Figure dataset records
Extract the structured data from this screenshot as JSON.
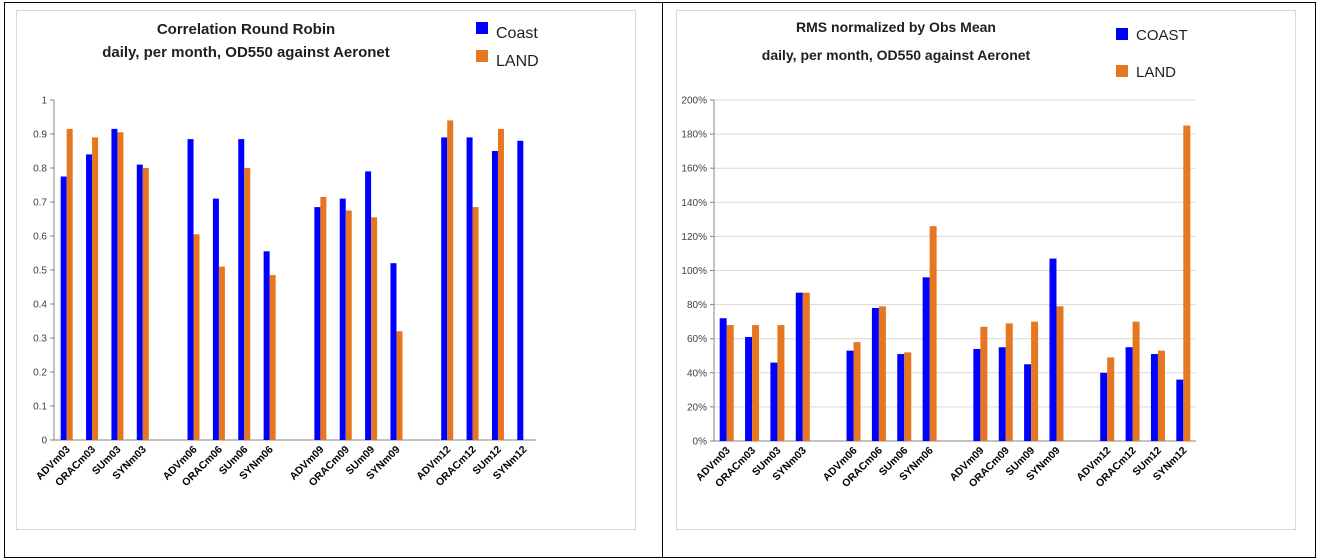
{
  "colors": {
    "coast": "#0000ff",
    "land": "#e6761f",
    "grid": "#d9d9d9",
    "axis": "#868686"
  },
  "chart_data": [
    {
      "type": "bar",
      "title": [
        "Correlation Round Robin",
        "daily, per month, OD550 against Aeronet"
      ],
      "categories": [
        "ADVm03",
        "ORACm03",
        "SUm03",
        "SYNm03",
        "ADVm06",
        "ORACm06",
        "SUm06",
        "SYNm06",
        "ADVm09",
        "ORACm09",
        "SUm09",
        "SYNm09",
        "ADVm12",
        "ORACm12",
        "SUm12",
        "SYNm12"
      ],
      "groups": [
        4,
        4,
        4,
        4
      ],
      "series": [
        {
          "name": "Coast",
          "values": [
            0.775,
            0.84,
            0.915,
            0.81,
            0.885,
            0.71,
            0.885,
            0.555,
            0.685,
            0.71,
            0.79,
            0.52,
            0.89,
            0.89,
            0.85,
            0.88
          ]
        },
        {
          "name": "LAND",
          "values": [
            0.915,
            0.89,
            0.905,
            0.8,
            0.605,
            0.51,
            0.8,
            0.485,
            0.715,
            0.675,
            0.655,
            0.32,
            0.94,
            0.685,
            0.915,
            null
          ]
        }
      ],
      "ylim": [
        0,
        1
      ],
      "yticks": [
        "0",
        "0.1",
        "0.2",
        "0.3",
        "0.4",
        "0.5",
        "0.6",
        "0.7",
        "0.8",
        "0.9",
        "1"
      ],
      "legend": "top-right",
      "grid": false
    },
    {
      "type": "bar",
      "title": [
        "RMS normalized by Obs Mean",
        "daily, per month, OD550 against Aeronet"
      ],
      "categories": [
        "ADVm03",
        "ORACm03",
        "SUm03",
        "SYNm03",
        "ADVm06",
        "ORACm06",
        "SUm06",
        "SYNm06",
        "ADVm09",
        "ORACm09",
        "SUm09",
        "SYNm09",
        "ADVm12",
        "ORACm12",
        "SUm12",
        "SYNm12"
      ],
      "groups": [
        4,
        4,
        4,
        4
      ],
      "series": [
        {
          "name": "COAST",
          "values": [
            0.72,
            0.61,
            0.46,
            0.87,
            0.53,
            0.78,
            0.51,
            0.96,
            0.54,
            0.55,
            0.45,
            1.07,
            0.4,
            0.55,
            0.51,
            0.36
          ]
        },
        {
          "name": "LAND",
          "values": [
            0.68,
            0.68,
            0.68,
            0.87,
            0.58,
            0.79,
            0.52,
            1.26,
            0.67,
            0.69,
            0.7,
            0.79,
            0.49,
            0.7,
            0.53,
            1.85
          ]
        }
      ],
      "ylim": [
        0,
        2
      ],
      "yticks": [
        "0%",
        "20%",
        "40%",
        "60%",
        "80%",
        "100%",
        "120%",
        "140%",
        "160%",
        "180%",
        "200%"
      ],
      "legend": "top-right",
      "grid": true
    }
  ]
}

== SET EXERCISE ==
Above are the records; reproduce them exactly and leave out the pictures.

== FINISHED EXERCISE ==
Extract the structured data from this screenshot as JSON.
{
  "colors": {
    "coast": "#0000ff",
    "land": "#e6761f",
    "grid": "#d9d9d9",
    "axis": "#868686"
  },
  "chart_data": [
    {
      "type": "bar",
      "title": [
        "Correlation Round Robin",
        "daily, per month, OD550 against Aeronet"
      ],
      "categories": [
        "ADVm03",
        "ORACm03",
        "SUm03",
        "SYNm03",
        "ADVm06",
        "ORACm06",
        "SUm06",
        "SYNm06",
        "ADVm09",
        "ORACm09",
        "SUm09",
        "SYNm09",
        "ADVm12",
        "ORACm12",
        "SUm12",
        "SYNm12"
      ],
      "groups": [
        4,
        4,
        4,
        4
      ],
      "series": [
        {
          "name": "Coast",
          "values": [
            0.775,
            0.84,
            0.915,
            0.81,
            0.885,
            0.71,
            0.885,
            0.555,
            0.685,
            0.71,
            0.79,
            0.52,
            0.89,
            0.89,
            0.85,
            0.88
          ]
        },
        {
          "name": "LAND",
          "values": [
            0.915,
            0.89,
            0.905,
            0.8,
            0.605,
            0.51,
            0.8,
            0.485,
            0.715,
            0.675,
            0.655,
            0.32,
            0.94,
            0.685,
            0.915,
            null
          ]
        }
      ],
      "ylim": [
        0,
        1
      ],
      "yticks": [
        "0",
        "0.1",
        "0.2",
        "0.3",
        "0.4",
        "0.5",
        "0.6",
        "0.7",
        "0.8",
        "0.9",
        "1"
      ],
      "legend": "top-right",
      "grid": false
    },
    {
      "type": "bar",
      "title": [
        "RMS normalized by Obs Mean",
        "daily, per month, OD550 against Aeronet"
      ],
      "categories": [
        "ADVm03",
        "ORACm03",
        "SUm03",
        "SYNm03",
        "ADVm06",
        "ORACm06",
        "SUm06",
        "SYNm06",
        "ADVm09",
        "ORACm09",
        "SUm09",
        "SYNm09",
        "ADVm12",
        "ORACm12",
        "SUm12",
        "SYNm12"
      ],
      "groups": [
        4,
        4,
        4,
        4
      ],
      "series": [
        {
          "name": "COAST",
          "values": [
            0.72,
            0.61,
            0.46,
            0.87,
            0.53,
            0.78,
            0.51,
            0.96,
            0.54,
            0.55,
            0.45,
            1.07,
            0.4,
            0.55,
            0.51,
            0.36
          ]
        },
        {
          "name": "LAND",
          "values": [
            0.68,
            0.68,
            0.68,
            0.87,
            0.58,
            0.79,
            0.52,
            1.26,
            0.67,
            0.69,
            0.7,
            0.79,
            0.49,
            0.7,
            0.53,
            1.85
          ]
        }
      ],
      "ylim": [
        0,
        2
      ],
      "yticks": [
        "0%",
        "20%",
        "40%",
        "60%",
        "80%",
        "100%",
        "120%",
        "140%",
        "160%",
        "180%",
        "200%"
      ],
      "legend": "top-right",
      "grid": true
    }
  ]
}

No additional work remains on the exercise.